Work instructions.
Write out each line word for word. Drop pictures.

================

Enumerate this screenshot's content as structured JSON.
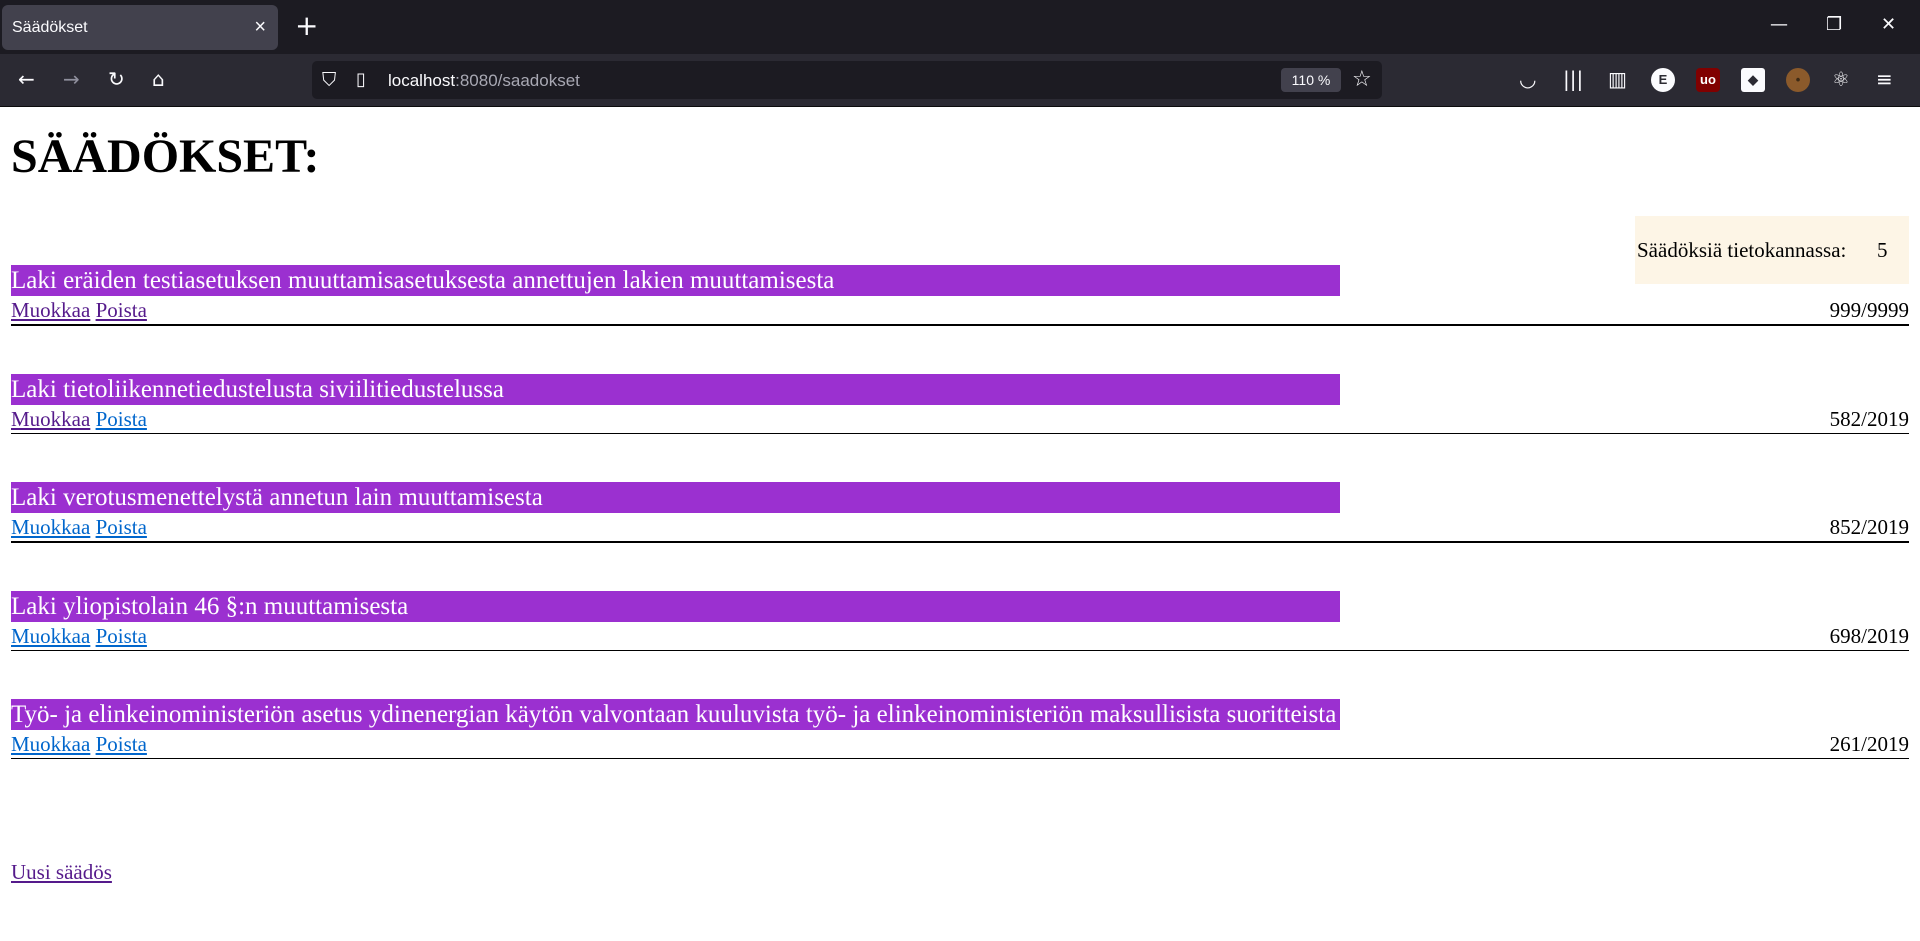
{
  "browser": {
    "tab_title": "Säädökset",
    "url_host": "localhost",
    "url_rest": ":8080/saadokset",
    "zoom": "110 %"
  },
  "page": {
    "heading": "SÄÄDÖKSET:",
    "count_label": "Säädöksiä tietokannassa:",
    "count_value": "5",
    "edit_label": "Muokkaa",
    "delete_label": "Poista",
    "new_link": "Uusi säädös"
  },
  "laws": [
    {
      "title": "Laki eräiden testiasetuksen muuttamisasetuksesta annettujen lakien muuttamisesta",
      "number": "999/9999"
    },
    {
      "title": "Laki tietoliikennetiedustelusta siviilitiedustelussa",
      "number": "582/2019"
    },
    {
      "title": "Laki verotusmenettelystä annetun lain muuttamisesta",
      "number": "852/2019"
    },
    {
      "title": "Laki yliopistolain 46 §:n muuttamisesta",
      "number": "698/2019"
    },
    {
      "title": "Työ- ja elinkeinoministeriön asetus ydinenergian käytön valvontaan kuuluvista työ- ja elinkeinoministeriön maksullisista suoritteista",
      "number": "261/2019"
    }
  ],
  "icons": {
    "extensions": [
      "pocket-icon",
      "library-icon",
      "sidebar-icon",
      "e-extension-icon",
      "ublock-icon",
      "extension-icon",
      "cookie-icon",
      "react-icon",
      "menu-icon"
    ]
  }
}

================

Worked answer.
Enumerate this screenshot's content as structured JSON.
{
  "browser": {
    "tab_title": "Säädökset",
    "url_host": "localhost",
    "url_rest": ":8080/saadokset",
    "zoom": "110 %"
  },
  "page": {
    "heading": "SÄÄDÖKSET:",
    "count_label": "Säädöksiä tietokannassa:",
    "count_value": "5",
    "edit_label": "Muokkaa",
    "delete_label": "Poista",
    "new_link": "Uusi säädös"
  },
  "laws": [
    {
      "title": "Laki eräiden testiasetuksen muuttamisasetuksesta annettujen lakien muuttamisesta",
      "number": "999/9999"
    },
    {
      "title": "Laki tietoliikennetiedustelusta siviilitiedustelussa",
      "number": "582/2019"
    },
    {
      "title": "Laki verotusmenettelystä annetun lain muuttamisesta",
      "number": "852/2019"
    },
    {
      "title": "Laki yliopistolain 46 §:n muuttamisesta",
      "number": "698/2019"
    },
    {
      "title": "Työ- ja elinkeinoministeriön asetus ydinenergian käytön valvontaan kuuluvista työ- ja elinkeinoministeriön maksullisista suoritteista",
      "number": "261/2019"
    }
  ],
  "icons": {
    "extensions": [
      "pocket-icon",
      "library-icon",
      "sidebar-icon",
      "e-extension-icon",
      "ublock-icon",
      "extension-icon",
      "cookie-icon",
      "react-icon",
      "menu-icon"
    ]
  }
}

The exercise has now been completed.